==== GIVEN INFORMATION ====

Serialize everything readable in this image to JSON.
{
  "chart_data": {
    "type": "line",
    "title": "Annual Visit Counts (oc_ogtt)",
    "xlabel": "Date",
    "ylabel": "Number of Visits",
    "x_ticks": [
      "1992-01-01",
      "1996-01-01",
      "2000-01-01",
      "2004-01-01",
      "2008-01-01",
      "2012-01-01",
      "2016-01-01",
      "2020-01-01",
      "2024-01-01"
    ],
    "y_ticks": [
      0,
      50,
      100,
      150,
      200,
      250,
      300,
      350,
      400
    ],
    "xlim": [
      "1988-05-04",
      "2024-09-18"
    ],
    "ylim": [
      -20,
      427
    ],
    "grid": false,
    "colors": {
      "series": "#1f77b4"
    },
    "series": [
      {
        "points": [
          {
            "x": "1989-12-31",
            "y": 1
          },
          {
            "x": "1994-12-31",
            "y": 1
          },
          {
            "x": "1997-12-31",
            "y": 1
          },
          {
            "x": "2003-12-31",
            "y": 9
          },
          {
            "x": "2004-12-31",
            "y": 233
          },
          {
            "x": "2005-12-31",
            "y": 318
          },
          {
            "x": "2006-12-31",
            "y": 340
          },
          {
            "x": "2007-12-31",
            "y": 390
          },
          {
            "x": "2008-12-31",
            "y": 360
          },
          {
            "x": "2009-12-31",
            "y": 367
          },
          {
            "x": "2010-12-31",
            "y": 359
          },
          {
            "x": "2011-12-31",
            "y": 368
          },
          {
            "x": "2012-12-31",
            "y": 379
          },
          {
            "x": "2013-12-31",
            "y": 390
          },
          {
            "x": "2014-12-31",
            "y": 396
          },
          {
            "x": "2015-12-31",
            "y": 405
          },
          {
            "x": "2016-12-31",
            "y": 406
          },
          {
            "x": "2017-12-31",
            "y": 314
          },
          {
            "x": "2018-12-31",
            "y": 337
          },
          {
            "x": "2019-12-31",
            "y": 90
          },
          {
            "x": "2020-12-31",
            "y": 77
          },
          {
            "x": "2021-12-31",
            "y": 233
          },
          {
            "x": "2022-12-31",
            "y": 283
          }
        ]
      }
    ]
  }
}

====

TASK TO COMPLETE =>
Output the records verbatim, from the first line to the last.

WRITTEN ANSWER =>
Serialize everything readable in this image to JSON.
{
  "chart_data": {
    "type": "line",
    "title": "Annual Visit Counts (oc_ogtt)",
    "xlabel": "Date",
    "ylabel": "Number of Visits",
    "x_ticks": [
      "1992-01-01",
      "1996-01-01",
      "2000-01-01",
      "2004-01-01",
      "2008-01-01",
      "2012-01-01",
      "2016-01-01",
      "2020-01-01",
      "2024-01-01"
    ],
    "y_ticks": [
      0,
      50,
      100,
      150,
      200,
      250,
      300,
      350,
      400
    ],
    "xlim": [
      "1988-05-04",
      "2024-09-18"
    ],
    "ylim": [
      -20,
      427
    ],
    "grid": false,
    "colors": {
      "series": "#1f77b4"
    },
    "series": [
      {
        "points": [
          {
            "x": "1989-12-31",
            "y": 1
          },
          {
            "x": "1994-12-31",
            "y": 1
          },
          {
            "x": "1997-12-31",
            "y": 1
          },
          {
            "x": "2003-12-31",
            "y": 9
          },
          {
            "x": "2004-12-31",
            "y": 233
          },
          {
            "x": "2005-12-31",
            "y": 318
          },
          {
            "x": "2006-12-31",
            "y": 340
          },
          {
            "x": "2007-12-31",
            "y": 390
          },
          {
            "x": "2008-12-31",
            "y": 360
          },
          {
            "x": "2009-12-31",
            "y": 367
          },
          {
            "x": "2010-12-31",
            "y": 359
          },
          {
            "x": "2011-12-31",
            "y": 368
          },
          {
            "x": "2012-12-31",
            "y": 379
          },
          {
            "x": "2013-12-31",
            "y": 390
          },
          {
            "x": "2014-12-31",
            "y": 396
          },
          {
            "x": "2015-12-31",
            "y": 405
          },
          {
            "x": "2016-12-31",
            "y": 406
          },
          {
            "x": "2017-12-31",
            "y": 314
          },
          {
            "x": "2018-12-31",
            "y": 337
          },
          {
            "x": "2019-12-31",
            "y": 90
          },
          {
            "x": "2020-12-31",
            "y": 77
          },
          {
            "x": "2021-12-31",
            "y": 233
          },
          {
            "x": "2022-12-31",
            "y": 283
          }
        ]
      }
    ]
  }
}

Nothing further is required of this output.